══ Extracted information ══

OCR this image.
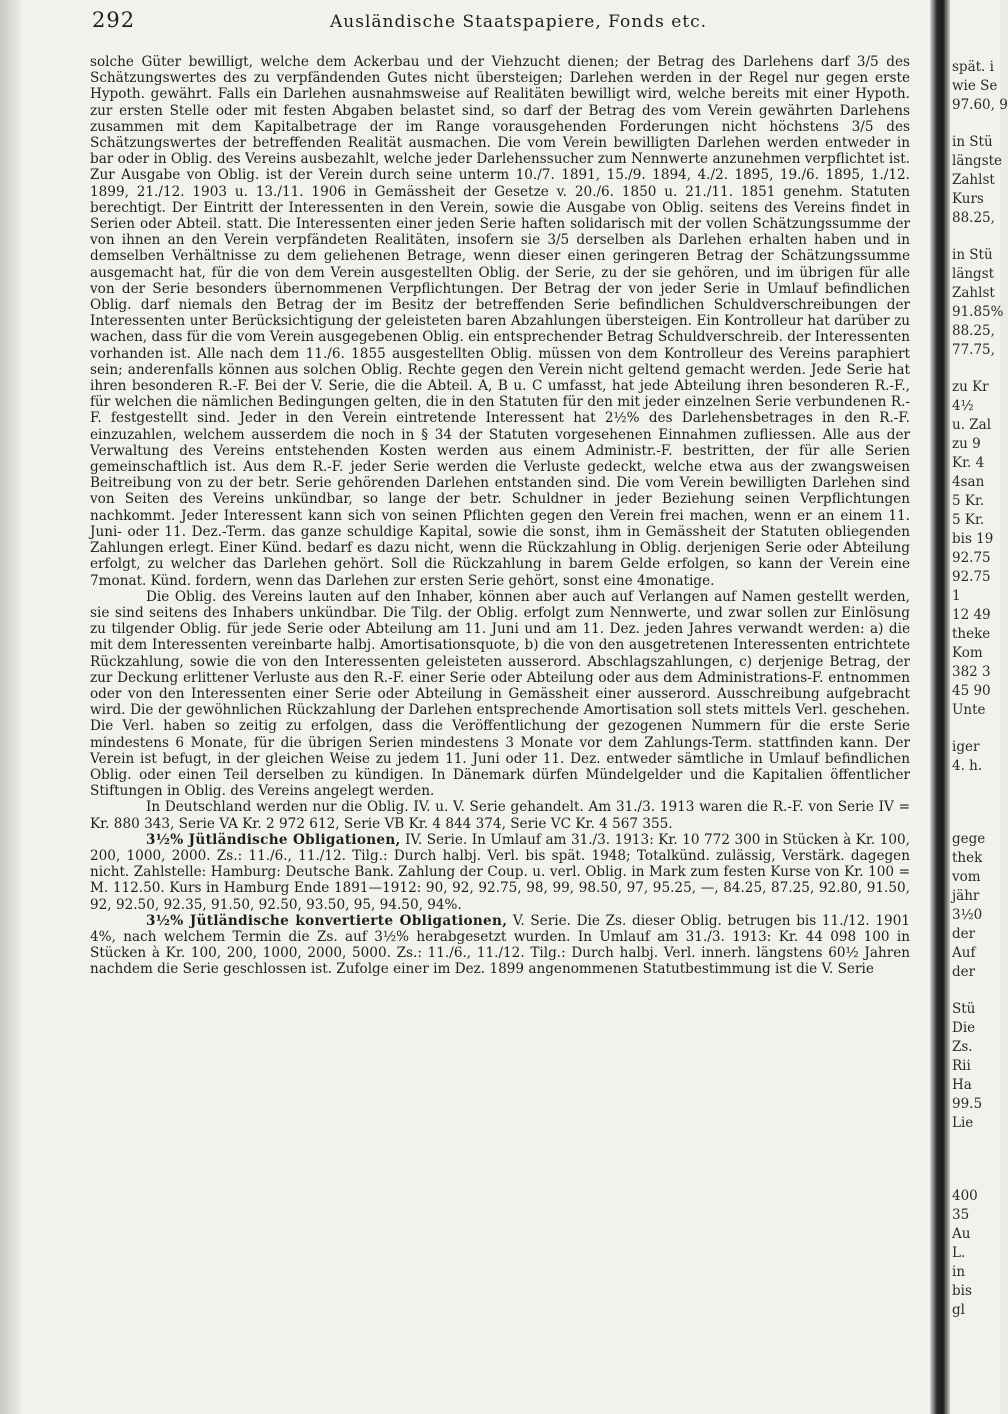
292	Ausländische Staatspapiere, Fonds etc.

solche Güter bewilligt, welche dem Ackerbau und der Viehzucht dienen; der Betrag des Darlehens darf 3/5 des Schätzungswertes des zu verpfändenden Gutes nicht übersteigen; Darlehen werden in der Regel nur gegen erste Hypoth. gewährt. Falls ein Darlehen ausnahmsweise auf Realitäten bewilligt wird, welche bereits mit einer Hypoth. zur ersten Stelle oder mit festen Abgaben belastet sind, so darf der Betrag des vom Verein gewährten Darlehens zusammen mit dem Kapitalbetrage der im Range vorausgehenden Forderungen nicht höchstens 3/5 des Schätzungswertes der betreffenden Realität ausmachen. Die vom Verein bewilligten Darlehen werden entweder in bar oder in Oblig. des Vereins ausbezahlt, welche jeder Darlehenssucher zum Nennwerte anzunehmen verpflichtet ist. Zur Ausgabe von Oblig. ist der Verein durch seine unterm 10./7. 1891, 15./9. 1894, 4./2. 1895, 19./6. 1895, 1./12. 1899, 21./12. 1903 u. 13./11. 1906 in Gemässheit der Gesetze v. 20./6. 1850 u. 21./11. 1851 genehm. Statuten berechtigt. Der Eintritt der Interessenten in den Verein, sowie die Ausgabe von Oblig. seitens des Vereins findet in Serien oder Abteil. statt. Die Interessenten einer jeden Serie haften solidarisch mit der vollen Schätzungssumme der von ihnen an den Verein verpfändeten Realitäten, insofern sie 3/5 derselben als Darlehen erhalten haben und in demselben Verhältnisse zu dem geliehenen Betrage, wenn dieser einen geringeren Betrag der Schätzungssumme ausgemacht hat, für die von dem Verein ausgestellten Oblig. der Serie, zu der sie gehören, und im übrigen für alle von der Serie besonders übernommenen Verpflichtungen. Der Betrag der von jeder Serie in Umlauf befindlichen Oblig. darf niemals den Betrag der im Besitz der betreffenden Serie befindlichen Schuldverschreibungen der Interessenten unter Berücksichtigung der geleisteten baren Abzahlungen übersteigen. Ein Kontrolleur hat darüber zu wachen, dass für die vom Verein ausgegebenen Oblig. ein entsprechender Betrag Schuldverschreib. der Interessenten vorhanden ist. Alle nach dem 11./6. 1855 ausgestellten Oblig. müssen von dem Kontrolleur des Vereins paraphiert sein; anderenfalls können aus solchen Oblig. Rechte gegen den Verein nicht geltend gemacht werden. Jede Serie hat ihren besonderen R.-F. Bei der V. Serie, die die Abteil. A, B u. C umfasst, hat jede Abteilung ihren besonderen R.-F., für welchen die nämlichen Bedingungen gelten, die in den Statuten für den mit jeder einzelnen Serie verbundenen R.-F. festgestellt sind. Jeder in den Verein eintretende Interessent hat 2½% des Darlehensbetrages in den R.-F. einzuzahlen, welchem ausserdem die noch in § 34 der Statuten vorgesehenen Einnahmen zufliessen. Alle aus der Verwaltung des Vereins entstehenden Kosten werden aus einem Administr.-F. bestritten, der für alle Serien gemeinschaftlich ist. Aus dem R.-F. jeder Serie werden die Verluste gedeckt, welche etwa aus der zwangsweisen Beitreibung von zu der betr. Serie gehörenden Darlehen entstanden sind. Die vom Verein bewilligten Darlehen sind von Seiten des Vereins unkündbar, so lange der betr. Schuldner in jeder Beziehung seinen Verpflichtungen nachkommt. Jeder Interessent kann sich von seinen Pflichten gegen den Verein frei machen, wenn er an einem 11. Juni- oder 11. Dez.-Term. das ganze schuldige Kapital, sowie die sonst, ihm in Gemässheit der Statuten obliegenden Zahlungen erlegt. Einer Künd. bedarf es dazu nicht, wenn die Rückzahlung in Oblig. derjenigen Serie oder Abteilung erfolgt, zu welcher das Darlehen gehört. Soll die Rückzahlung in barem Gelde erfolgen, so kann der Verein eine 7monat. Künd. fordern, wenn das Darlehen zur ersten Serie gehört, sonst eine 4monatige.

Die Oblig. des Vereins lauten auf den Inhaber, können aber auch auf Verlangen auf Namen gestellt werden, sie sind seitens des Inhabers unkündbar. Die Tilg. der Oblig. erfolgt zum Nennwerte, und zwar sollen zur Einlösung zu tilgender Oblig. für jede Serie oder Abteilung am 11. Juni und am 11. Dez. jeden Jahres verwandt werden: a) die mit dem Interessenten vereinbarte halbj. Amortisationsquote, b) die von den ausgetretenen Interessenten entrichtete Rückzahlung, sowie die von den Interessenten geleisteten ausserord. Abschlagszahlungen, c) derjenige Betrag, der zur Deckung erlittener Verluste aus den R.-F. einer Serie oder Abteilung oder aus dem Administrations-F. entnommen oder von den Interessenten einer Serie oder Abteilung in Gemässheit einer ausserord. Ausschreibung aufgebracht wird. Die der gewöhnlichen Rückzahlung der Darlehen entsprechende Amortisation soll stets mittels Verl. geschehen. Die Verl. haben so zeitig zu erfolgen, dass die Veröffentlichung der gezogenen Nummern für die erste Serie mindestens 6 Monate, für die übrigen Serien mindestens 3 Monate vor dem Zahlungs-Term. stattfinden kann. Der Verein ist befugt, in der gleichen Weise zu jedem 11. Juni oder 11. Dez. entweder sämtliche in Umlauf befindlichen Oblig. oder einen Teil derselben zu kündigen. In Dänemark dürfen Mündelgelder und die Kapitalien öffentlicher Stiftungen in Oblig. des Vereins angelegt werden.

In Deutschland werden nur die Oblig. IV. u. V. Serie gehandelt. Am 31./3. 1913 waren die R.-F. von Serie IV = Kr. 880 343, Serie VA Kr. 2 972 612, Serie VB Kr. 4 844 374, Serie VC Kr. 4 567 355.

3½% Jütländische Obligationen, IV. Serie. In Umlauf am 31./3. 1913: Kr. 10 772 300 in Stücken à Kr. 100, 200, 1000, 2000. Zs.: 11./6., 11./12. Tilg.: Durch halbj. Verl. bis spät. 1948; Totalkünd. zulässig, Verstärk. dagegen nicht. Zahlstelle: Hamburg: Deutsche Bank. Zahlung der Coup. u. verl. Oblig. in Mark zum festen Kurse von Kr. 100 = M. 112.50. Kurs in Hamburg Ende 1891—1912: 90, 92, 92.75, 98, 99, 98.50, 97, 95.25, —, 84.25, 87.25, 92.80, 91.50, 92, 92.50, 92.35, 91.50, 92.50, 93.50, 95, 94.50, 94%.

3½% Jütländische konvertierte Obligationen, V. Serie. Die Zs. dieser Oblig. betrugen bis 11./12. 1901 4%, nach welchem Termin die Zs. auf 3½% herabgesetzt wurden. In Umlauf am 31./3. 1913: Kr. 44 098 100 in Stücken à Kr. 100, 200, 1000, 2000, 5000. Zs.: 11./6., 11./12. Tilg.: Durch halbj. Verl. innerh. längstens 60½ Jahren nachdem die Serie geschlossen ist. Zufolge einer im Dez. 1899 angenommenen Statutbestimmung ist die V. Serie

spät. i
wie Se
97.60, 9
in Stü
längste
Zahlst
Kurs
88.25,
in Stü
längst
Zahlst
91.85%
88.25,
77.75,
zu Kr
4½
u. Zal
zu 9
Kr. 4
4san
5 Kr.
5 Kr.
bis 19
92.75
92.75
1
12 49
theke
Kom
382 3
45 90
Unte
iger
4. h.
gege
thek
vom
jähr
3½0
der
Auf
der
Stü
Die
Zs.
Rii
Ha
99.5
Lie
400
35
Au
L.
in
bis
gl
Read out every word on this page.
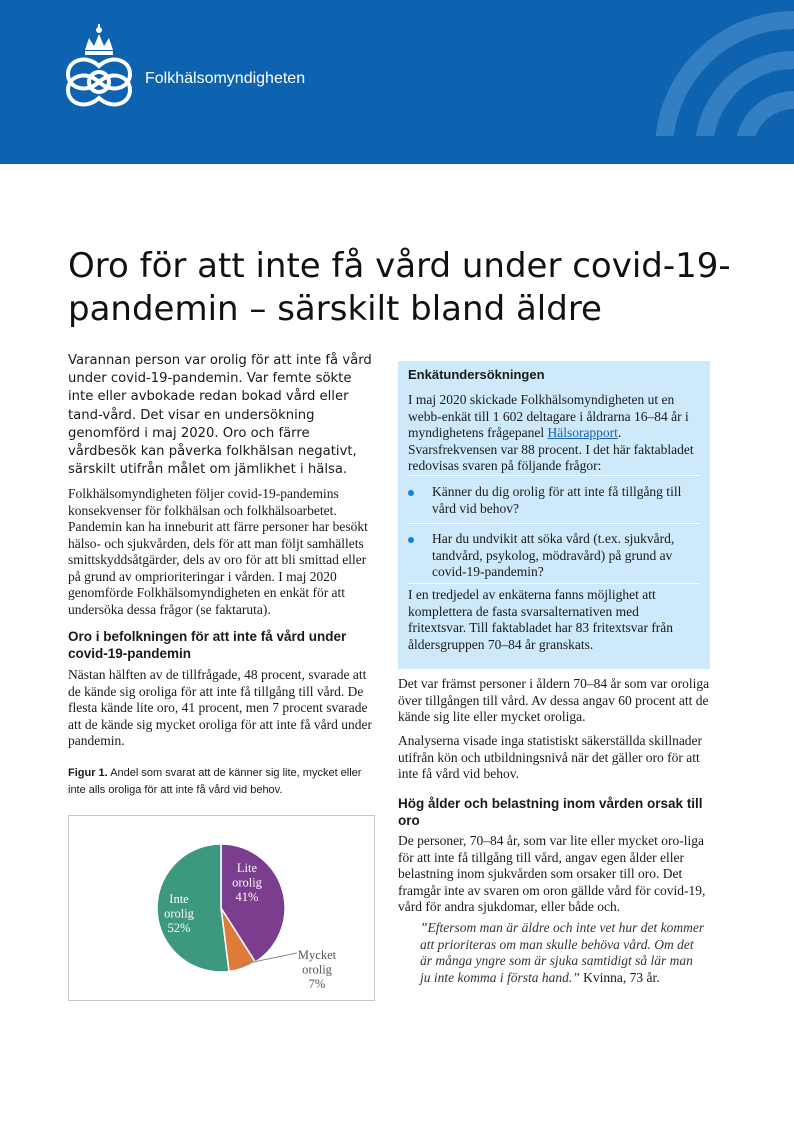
Folkhälsomyndigheten
Oro för att inte få vård under covid-19-pandemin – särskilt bland äldre

Varannan person var orolig för att inte få vård under covid-19-pandemin. Var femte sökte inte eller avbokade redan bokad vård eller tand-vård. Det visar en undersökning genomförd i maj 2020. Oro och färre vårdbesök kan påverka folkhälsan negativt, särskilt utifrån målet om jämlikhet i hälsa.

Folkhälsomyndigheten följer covid-19-pandemins konsekvenser för folkhälsan och folkhälsoarbetet. Pandemin kan ha inneburit att färre personer har besökt hälso- och sjukvården, dels för att man följt samhällets smittskyddsåtgärder, dels av oro för att bli smittad eller på grund av omprioriteringar i vården. I maj 2020 genomförde Folkhälsomyndigheten en enkät för att undersöka dessa frågor (se faktaruta).

Oro i befolkningen för att inte få vård under covid-19-pandemin

Nästan hälften av de tillfrågade, 48 procent, svarade att de kände sig oroliga för att inte få tillgång till vård. De flesta kände lite oro, 41 procent, men 7 procent svarade att de kände sig mycket oroliga för att inte få vård under pandemin.

Figur 1. Andel som svarat att de känner sig lite, mycket eller inte alls oroliga för att inte få vård vid behov.
Lite
orolig
41%
Mycket
orolig
7%
Inte
orolig
52%
Enkätundersökningen
I maj 2020 skickade Folkhälsomyndigheten ut en webb-enkät till 1 602 deltagare i åldrarna 16–84 år i myndighetens frågepanel Hälsorapport. Svarsfrekvensen var 88 procent. I det här faktabladet redovisas svaren på följande frågor:
Känner du dig orolig för att inte få tillgång till vård vid behov?
Har du undvikit att söka vård (t.ex. sjukvård, tandvård, psykolog, mödravård) på grund av covid-19-pandemin?
I en tredjedel av enkäterna fanns möjlighet att komplettera de fasta svarsalternativen med fritextsvar. Till faktabladet har 83 fritextsvar från åldersgruppen 70–84 år granskats.

Det var främst personer i åldern 70–84 år som var oroliga över tillgången till vård. Av dessa angav 60 procent att de kände sig lite eller mycket oroliga.

Analyserna visade inga statistiskt säkerställda skillnader utifrån kön och utbildningsnivå när det gäller oro för att inte få vård vid behov.

Hög ålder och belastning inom vården orsak till oro

De personer, 70–84 år, som var lite eller mycket oro-liga för att inte få tillgång till vård, angav egen ålder eller belastning inom sjukvården som orsaker till oro. Det framgår inte av svaren om oron gällde vård för covid-19, vård för andra sjukdomar, eller både och.

”Eftersom man är äldre och inte vet hur det kommer att prioriteras om man skulle behöva vård. Om det är många yngre som är sjuka samtidigt så lär man ju inte komma i första hand.” Kvinna, 73 år.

═══

Work out the number of lines in the listing above that hold the string "Jütländische". Reply with that number only.

Response =
2